• _Task brief_:
What follows is a block of records; restate each one word for word.

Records
================================
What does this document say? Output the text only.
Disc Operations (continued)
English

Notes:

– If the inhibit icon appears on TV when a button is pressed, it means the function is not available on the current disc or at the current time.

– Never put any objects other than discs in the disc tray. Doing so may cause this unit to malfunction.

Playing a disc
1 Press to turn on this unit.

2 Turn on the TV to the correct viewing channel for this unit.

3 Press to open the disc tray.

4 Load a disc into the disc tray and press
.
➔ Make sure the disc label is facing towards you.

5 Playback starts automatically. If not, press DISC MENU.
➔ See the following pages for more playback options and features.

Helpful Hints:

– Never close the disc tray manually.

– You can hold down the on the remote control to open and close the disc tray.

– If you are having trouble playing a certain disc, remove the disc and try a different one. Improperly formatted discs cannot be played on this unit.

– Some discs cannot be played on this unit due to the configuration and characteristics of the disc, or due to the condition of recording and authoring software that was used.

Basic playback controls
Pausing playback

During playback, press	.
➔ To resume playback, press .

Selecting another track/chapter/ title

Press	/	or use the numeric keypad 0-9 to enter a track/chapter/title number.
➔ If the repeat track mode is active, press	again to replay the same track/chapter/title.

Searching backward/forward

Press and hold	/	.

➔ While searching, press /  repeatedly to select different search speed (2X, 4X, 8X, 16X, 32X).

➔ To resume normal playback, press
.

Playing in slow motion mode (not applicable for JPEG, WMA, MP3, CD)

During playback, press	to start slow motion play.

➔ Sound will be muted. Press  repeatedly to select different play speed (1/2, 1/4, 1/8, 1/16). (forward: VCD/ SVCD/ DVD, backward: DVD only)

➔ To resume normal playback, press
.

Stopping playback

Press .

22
================================
• _Response to the exercise_:
What does this document say? Output the text only.
Disc Operations (continued)
English

Notes:

– If the inhibit icon appears on TV when a button is pressed, it means the function is not available on the current disc or at the current time.

– Never put any objects other than discs in the disc tray. Doing so may cause this unit to malfunction.

Playing a disc
1 Press to turn on this unit.

2 Turn on the TV to the correct viewing channel for this unit.

3 Press to open the disc tray.

4 Load a disc into the disc tray and press
.
➔ Make sure the disc label is facing towards you.

5 Playback starts automatically. If not, press DISC MENU.
➔ See the following pages for more playback options and features.

Helpful Hints:

– Never close the disc tray manually.

– You can hold down the on the remote control to open and close the disc tray.

– If you are having trouble playing a certain disc, remove the disc and try a different one. Improperly formatted discs cannot be played on this unit.

– Some discs cannot be played on this unit due to the configuration and characteristics of the disc, or due to the condition of recording and authoring software that was used.

Basic playback controls
Pausing playback

During playback, press	.
➔ To resume playback, press .

Selecting another track/chapter/ title

Press	/	or use the numeric keypad 0-9 to enter a track/chapter/title number.
➔ If the repeat track mode is active, press	again to replay the same track/chapter/title.

Searching backward/forward

Press and hold	/	.

➔ While searching, press /  repeatedly to select different search speed (2X, 4X, 8X, 16X, 32X).

➔ To resume normal playback, press
.

Playing in slow motion mode (not applicable for JPEG, WMA, MP3, CD)

During playback, press	to start slow motion play.

➔ Sound will be muted. Press  repeatedly to select different play speed (1/2, 1/4, 1/8, 1/16). (forward: VCD/ SVCD/ DVD, backward: DVD only)

➔ To resume normal playback, press
.

Stopping playback

Press .

22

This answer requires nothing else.